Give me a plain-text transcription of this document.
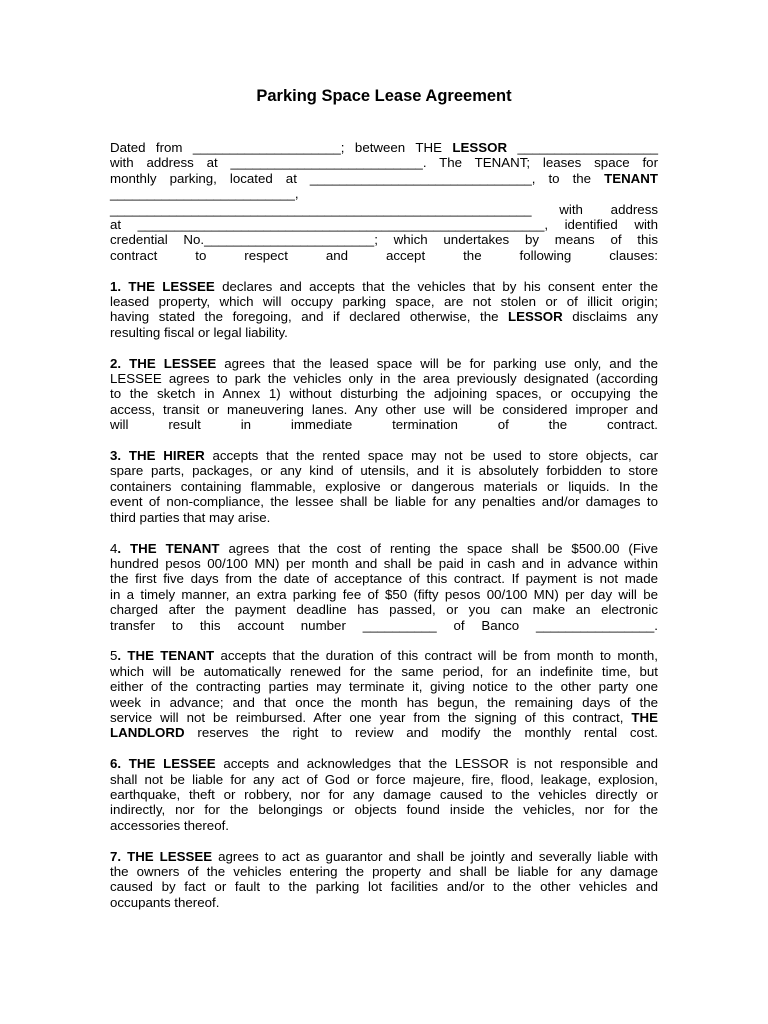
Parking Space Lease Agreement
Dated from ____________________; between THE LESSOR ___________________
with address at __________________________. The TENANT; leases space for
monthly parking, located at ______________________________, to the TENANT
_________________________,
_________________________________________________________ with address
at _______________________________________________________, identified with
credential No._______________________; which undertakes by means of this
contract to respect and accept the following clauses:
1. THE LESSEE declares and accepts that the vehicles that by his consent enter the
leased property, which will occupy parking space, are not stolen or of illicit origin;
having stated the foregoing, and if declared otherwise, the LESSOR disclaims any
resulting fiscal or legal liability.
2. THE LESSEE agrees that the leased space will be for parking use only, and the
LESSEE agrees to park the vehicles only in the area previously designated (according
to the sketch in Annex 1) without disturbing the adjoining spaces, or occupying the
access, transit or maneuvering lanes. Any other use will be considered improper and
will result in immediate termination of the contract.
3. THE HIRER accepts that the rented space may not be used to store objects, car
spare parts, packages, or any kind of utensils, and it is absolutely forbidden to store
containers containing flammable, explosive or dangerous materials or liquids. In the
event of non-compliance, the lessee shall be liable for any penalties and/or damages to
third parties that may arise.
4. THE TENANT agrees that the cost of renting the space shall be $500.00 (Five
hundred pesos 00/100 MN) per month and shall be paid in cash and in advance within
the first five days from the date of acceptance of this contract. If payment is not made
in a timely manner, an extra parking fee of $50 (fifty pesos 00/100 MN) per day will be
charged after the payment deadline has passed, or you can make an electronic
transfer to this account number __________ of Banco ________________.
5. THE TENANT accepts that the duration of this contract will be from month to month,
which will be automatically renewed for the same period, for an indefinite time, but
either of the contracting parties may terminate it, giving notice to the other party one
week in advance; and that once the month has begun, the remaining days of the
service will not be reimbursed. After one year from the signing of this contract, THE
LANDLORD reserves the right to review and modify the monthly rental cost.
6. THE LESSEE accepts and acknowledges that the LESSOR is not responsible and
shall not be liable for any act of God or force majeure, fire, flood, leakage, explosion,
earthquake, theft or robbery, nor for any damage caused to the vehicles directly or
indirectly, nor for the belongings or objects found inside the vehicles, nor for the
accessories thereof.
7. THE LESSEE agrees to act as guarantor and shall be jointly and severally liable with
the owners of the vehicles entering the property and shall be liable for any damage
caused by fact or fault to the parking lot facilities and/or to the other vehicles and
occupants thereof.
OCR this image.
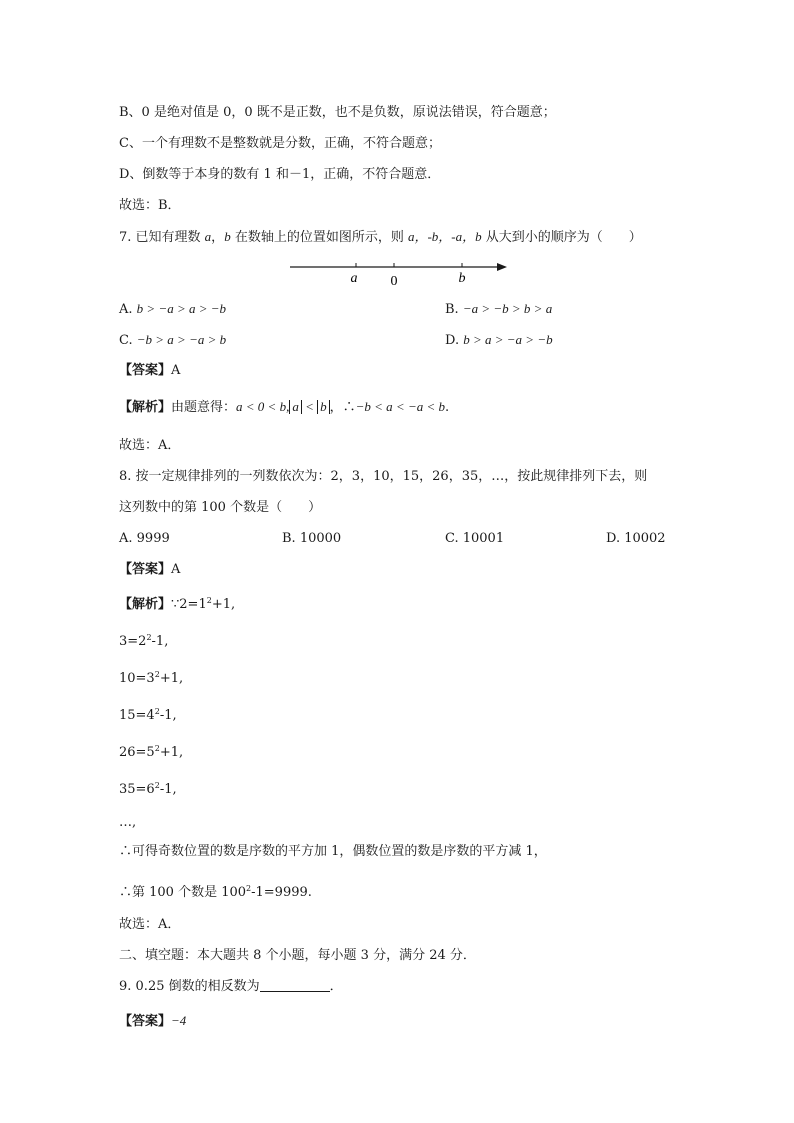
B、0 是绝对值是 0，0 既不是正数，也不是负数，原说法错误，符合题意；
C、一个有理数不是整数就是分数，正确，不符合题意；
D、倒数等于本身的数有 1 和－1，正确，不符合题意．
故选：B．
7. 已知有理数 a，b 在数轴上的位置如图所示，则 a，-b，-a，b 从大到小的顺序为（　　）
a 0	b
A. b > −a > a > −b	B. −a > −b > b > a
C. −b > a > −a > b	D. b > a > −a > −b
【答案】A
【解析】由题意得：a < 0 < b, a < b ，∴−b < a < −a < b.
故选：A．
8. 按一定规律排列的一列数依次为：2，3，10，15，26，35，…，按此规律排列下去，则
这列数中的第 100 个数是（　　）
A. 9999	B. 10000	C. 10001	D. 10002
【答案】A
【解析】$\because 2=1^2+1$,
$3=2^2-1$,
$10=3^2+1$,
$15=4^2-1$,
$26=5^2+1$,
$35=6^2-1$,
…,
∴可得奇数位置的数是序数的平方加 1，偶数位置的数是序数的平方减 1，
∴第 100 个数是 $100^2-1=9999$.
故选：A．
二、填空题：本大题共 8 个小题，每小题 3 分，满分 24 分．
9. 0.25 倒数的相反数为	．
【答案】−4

» WHAT TO PRODUCE: Write out, word for word, the line containing "OCR this image." and each line after it to the end of the data, and nothing more. Drop the pictures.

» FULL RESPONSE:
OCR this image.
B、0 是绝对值是 0，0 既不是正数，也不是负数，原说法错误，符合题意；
C、一个有理数不是整数就是分数，正确，不符合题意；
D、倒数等于本身的数有 1 和－1，正确，不符合题意．
故选：B．
7. 已知有理数 a，b 在数轴上的位置如图所示，则 a，-b，-a，b 从大到小的顺序为（　　）
a 0	b
A. b > −a > a > −b	B. −a > −b > b > a
C. −b > a > −a > b	D. b > a > −a > −b
【答案】A
【解析】由题意得：a < 0 < b, a < b ，∴−b < a < −a < b.
故选：A．
8. 按一定规律排列的一列数依次为：2，3，10，15，26，35，…，按此规律排列下去，则
这列数中的第 100 个数是（　　）
A. 9999	B. 10000	C. 10001	D. 10002
【答案】A
【解析】$\because 2=1^2+1$,
$3=2^2-1$,
$10=3^2+1$,
$15=4^2-1$,
$26=5^2+1$,
$35=6^2-1$,
…,
∴可得奇数位置的数是序数的平方加 1，偶数位置的数是序数的平方减 1，
∴第 100 个数是 $100^2-1=9999$.
故选：A．
二、填空题：本大题共 8 个小题，每小题 3 分，满分 24 分．
9. 0.25 倒数的相反数为	．
【答案】−4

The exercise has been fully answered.